TASK GOAL:
How many lines of these entries hold the string "will"? Reply with the number alone.

+++ RECORDS TO USE +++

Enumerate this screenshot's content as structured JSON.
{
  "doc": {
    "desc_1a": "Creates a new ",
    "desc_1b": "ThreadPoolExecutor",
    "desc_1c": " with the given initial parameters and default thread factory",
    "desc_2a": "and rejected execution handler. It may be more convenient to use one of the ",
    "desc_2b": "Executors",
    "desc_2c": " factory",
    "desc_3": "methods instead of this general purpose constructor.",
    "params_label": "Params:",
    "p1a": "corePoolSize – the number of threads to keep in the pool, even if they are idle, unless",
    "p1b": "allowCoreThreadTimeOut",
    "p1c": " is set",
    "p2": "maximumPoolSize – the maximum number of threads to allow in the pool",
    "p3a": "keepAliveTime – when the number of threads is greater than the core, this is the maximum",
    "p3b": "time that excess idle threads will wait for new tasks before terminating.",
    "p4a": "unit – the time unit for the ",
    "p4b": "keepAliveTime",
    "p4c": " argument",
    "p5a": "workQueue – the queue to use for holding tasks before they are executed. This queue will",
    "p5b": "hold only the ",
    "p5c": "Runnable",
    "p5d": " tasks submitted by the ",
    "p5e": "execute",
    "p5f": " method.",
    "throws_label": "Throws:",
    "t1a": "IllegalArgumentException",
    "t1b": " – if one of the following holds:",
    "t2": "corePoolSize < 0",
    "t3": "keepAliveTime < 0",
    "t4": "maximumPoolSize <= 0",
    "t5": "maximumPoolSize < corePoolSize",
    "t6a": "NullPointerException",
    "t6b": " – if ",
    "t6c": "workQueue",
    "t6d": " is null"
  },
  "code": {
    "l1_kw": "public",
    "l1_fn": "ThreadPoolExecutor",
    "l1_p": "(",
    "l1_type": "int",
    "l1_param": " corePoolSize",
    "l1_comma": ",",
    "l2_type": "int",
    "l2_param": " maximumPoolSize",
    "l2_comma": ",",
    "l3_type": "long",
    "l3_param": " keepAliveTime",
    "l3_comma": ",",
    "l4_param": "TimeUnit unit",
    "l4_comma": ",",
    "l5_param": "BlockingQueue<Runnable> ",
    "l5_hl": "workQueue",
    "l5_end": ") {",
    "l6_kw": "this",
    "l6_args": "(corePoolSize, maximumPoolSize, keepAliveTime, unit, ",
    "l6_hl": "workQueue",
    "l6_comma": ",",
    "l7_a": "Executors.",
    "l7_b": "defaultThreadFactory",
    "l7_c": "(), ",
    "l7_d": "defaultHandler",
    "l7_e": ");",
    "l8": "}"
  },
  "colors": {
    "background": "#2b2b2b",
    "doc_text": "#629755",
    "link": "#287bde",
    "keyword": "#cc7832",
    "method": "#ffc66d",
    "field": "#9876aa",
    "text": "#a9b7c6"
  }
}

+++

TASK OUTPUT:
2